╭──

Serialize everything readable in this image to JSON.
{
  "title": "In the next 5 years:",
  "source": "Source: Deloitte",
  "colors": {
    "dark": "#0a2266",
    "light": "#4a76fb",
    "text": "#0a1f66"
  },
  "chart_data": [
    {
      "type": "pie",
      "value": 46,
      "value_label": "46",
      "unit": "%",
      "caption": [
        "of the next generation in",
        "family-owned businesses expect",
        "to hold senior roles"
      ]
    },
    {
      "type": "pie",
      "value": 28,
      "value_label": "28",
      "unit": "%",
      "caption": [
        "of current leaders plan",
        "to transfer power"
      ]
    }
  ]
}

╰──

Return the lines above exactly, keeping every word.

Serialize everything readable in this image to JSON.
{
  "title": "In the next 5 years:",
  "source": "Source: Deloitte",
  "colors": {
    "dark": "#0a2266",
    "light": "#4a76fb",
    "text": "#0a1f66"
  },
  "chart_data": [
    {
      "type": "pie",
      "value": 46,
      "value_label": "46",
      "unit": "%",
      "caption": [
        "of the next generation in",
        "family-owned businesses expect",
        "to hold senior roles"
      ]
    },
    {
      "type": "pie",
      "value": 28,
      "value_label": "28",
      "unit": "%",
      "caption": [
        "of current leaders plan",
        "to transfer power"
      ]
    }
  ]
}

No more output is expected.